Count lines holding the word "八角街道". Only the number is wanted.

Dataset items:
** begin **

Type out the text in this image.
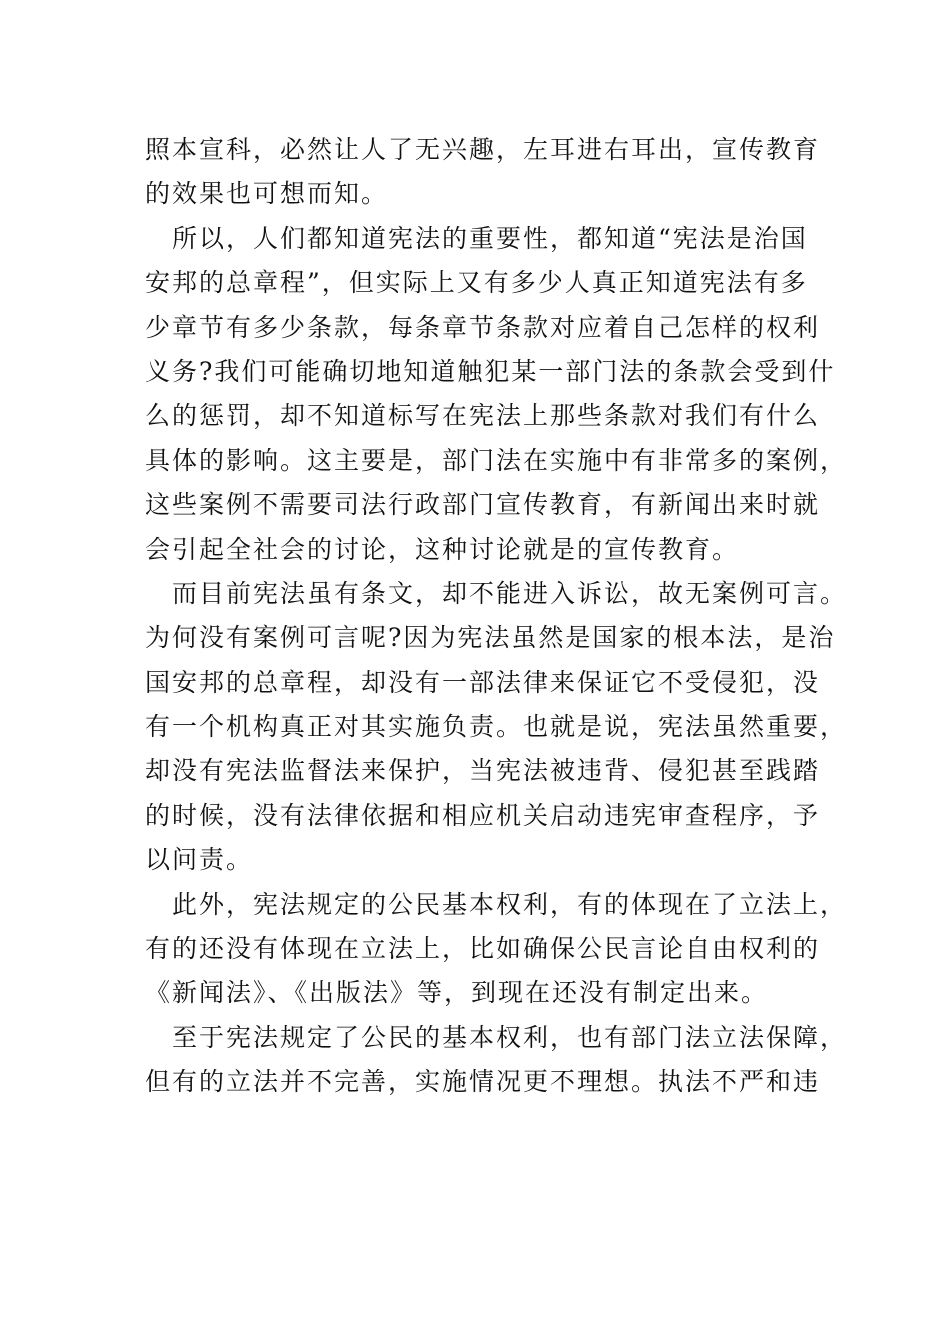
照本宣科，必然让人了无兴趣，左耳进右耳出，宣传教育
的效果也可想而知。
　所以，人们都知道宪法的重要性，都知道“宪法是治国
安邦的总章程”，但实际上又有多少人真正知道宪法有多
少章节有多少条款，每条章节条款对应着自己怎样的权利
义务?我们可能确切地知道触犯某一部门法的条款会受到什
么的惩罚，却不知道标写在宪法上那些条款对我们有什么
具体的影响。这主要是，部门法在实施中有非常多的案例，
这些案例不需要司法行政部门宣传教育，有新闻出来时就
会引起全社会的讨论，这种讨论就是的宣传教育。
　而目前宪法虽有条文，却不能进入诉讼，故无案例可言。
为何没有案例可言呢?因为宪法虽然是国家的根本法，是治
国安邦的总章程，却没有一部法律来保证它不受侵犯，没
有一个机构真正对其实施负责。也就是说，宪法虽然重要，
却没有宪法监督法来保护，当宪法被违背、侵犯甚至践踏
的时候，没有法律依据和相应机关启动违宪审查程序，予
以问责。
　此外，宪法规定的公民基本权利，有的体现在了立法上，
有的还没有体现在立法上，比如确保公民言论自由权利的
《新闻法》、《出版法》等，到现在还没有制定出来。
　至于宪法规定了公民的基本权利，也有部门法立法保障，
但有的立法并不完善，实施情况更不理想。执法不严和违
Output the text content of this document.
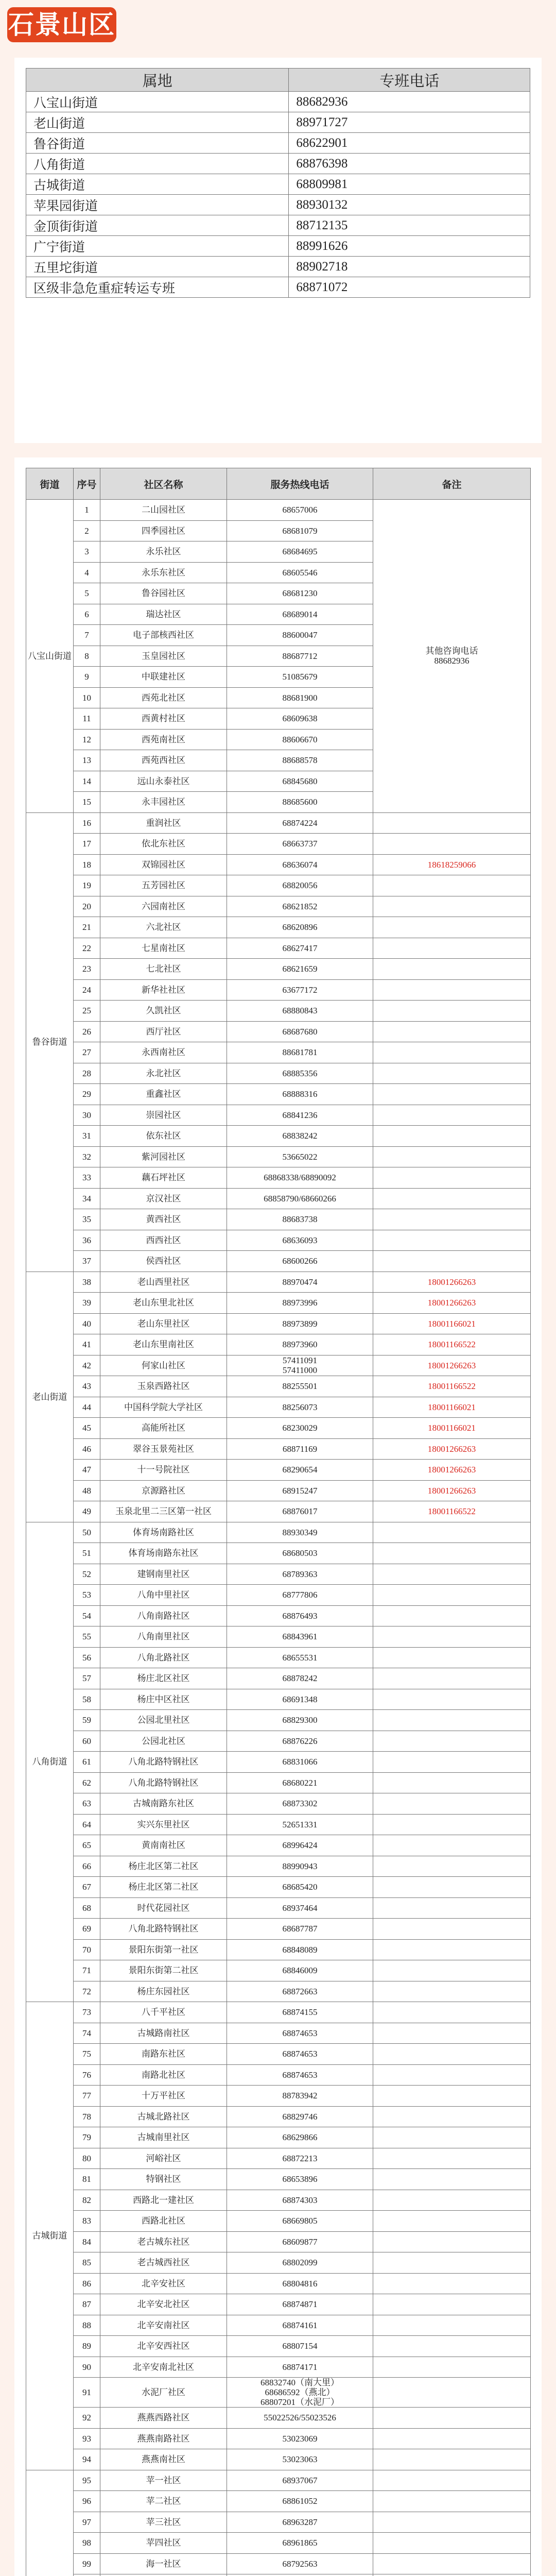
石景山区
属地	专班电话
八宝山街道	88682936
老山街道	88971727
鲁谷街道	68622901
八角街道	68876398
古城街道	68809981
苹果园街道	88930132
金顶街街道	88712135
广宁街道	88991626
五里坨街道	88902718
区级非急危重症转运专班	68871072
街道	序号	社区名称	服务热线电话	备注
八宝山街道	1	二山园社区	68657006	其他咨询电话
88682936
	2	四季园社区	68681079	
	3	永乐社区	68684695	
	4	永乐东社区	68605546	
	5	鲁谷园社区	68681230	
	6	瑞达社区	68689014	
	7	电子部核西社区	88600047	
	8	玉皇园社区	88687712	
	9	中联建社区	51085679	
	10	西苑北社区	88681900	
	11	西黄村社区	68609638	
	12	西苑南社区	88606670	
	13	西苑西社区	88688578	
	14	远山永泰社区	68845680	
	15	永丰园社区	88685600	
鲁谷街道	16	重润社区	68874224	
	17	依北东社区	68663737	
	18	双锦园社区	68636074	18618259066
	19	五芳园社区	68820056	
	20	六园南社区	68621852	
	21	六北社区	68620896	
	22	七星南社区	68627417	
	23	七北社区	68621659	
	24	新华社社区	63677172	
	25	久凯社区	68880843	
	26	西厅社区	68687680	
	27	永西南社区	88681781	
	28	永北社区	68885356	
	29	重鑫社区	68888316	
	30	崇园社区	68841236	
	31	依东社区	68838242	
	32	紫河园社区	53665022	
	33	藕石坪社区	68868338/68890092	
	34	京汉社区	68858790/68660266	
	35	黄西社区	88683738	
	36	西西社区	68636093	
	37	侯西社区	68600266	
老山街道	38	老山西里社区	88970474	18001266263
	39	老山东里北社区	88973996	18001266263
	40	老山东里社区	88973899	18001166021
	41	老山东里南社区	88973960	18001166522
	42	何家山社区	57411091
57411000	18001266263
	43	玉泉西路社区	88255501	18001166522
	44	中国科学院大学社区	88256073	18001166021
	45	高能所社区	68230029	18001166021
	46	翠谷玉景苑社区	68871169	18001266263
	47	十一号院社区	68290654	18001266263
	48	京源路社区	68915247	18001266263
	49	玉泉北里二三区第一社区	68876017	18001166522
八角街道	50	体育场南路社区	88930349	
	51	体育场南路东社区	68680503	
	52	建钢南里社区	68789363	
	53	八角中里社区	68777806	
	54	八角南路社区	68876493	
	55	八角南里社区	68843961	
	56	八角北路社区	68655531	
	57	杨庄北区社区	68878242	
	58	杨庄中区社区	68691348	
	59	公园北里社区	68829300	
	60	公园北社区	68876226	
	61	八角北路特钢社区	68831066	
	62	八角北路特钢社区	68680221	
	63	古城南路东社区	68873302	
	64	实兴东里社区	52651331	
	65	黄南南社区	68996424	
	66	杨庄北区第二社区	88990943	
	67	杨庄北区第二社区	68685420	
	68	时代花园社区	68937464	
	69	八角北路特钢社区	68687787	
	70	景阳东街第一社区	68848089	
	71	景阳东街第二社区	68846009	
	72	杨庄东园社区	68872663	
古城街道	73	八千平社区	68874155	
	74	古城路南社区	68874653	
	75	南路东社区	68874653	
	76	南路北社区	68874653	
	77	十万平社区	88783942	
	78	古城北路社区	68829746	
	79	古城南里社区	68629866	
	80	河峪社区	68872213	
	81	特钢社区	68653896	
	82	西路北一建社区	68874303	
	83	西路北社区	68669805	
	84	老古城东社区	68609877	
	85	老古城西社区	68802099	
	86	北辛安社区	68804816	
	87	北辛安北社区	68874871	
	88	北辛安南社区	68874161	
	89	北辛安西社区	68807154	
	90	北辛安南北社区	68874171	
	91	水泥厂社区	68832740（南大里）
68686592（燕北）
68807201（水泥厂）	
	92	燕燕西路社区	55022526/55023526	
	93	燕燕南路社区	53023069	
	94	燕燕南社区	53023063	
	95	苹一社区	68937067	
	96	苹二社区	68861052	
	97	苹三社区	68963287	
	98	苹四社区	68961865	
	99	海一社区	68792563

** end **

• [Solution to this exercise] 2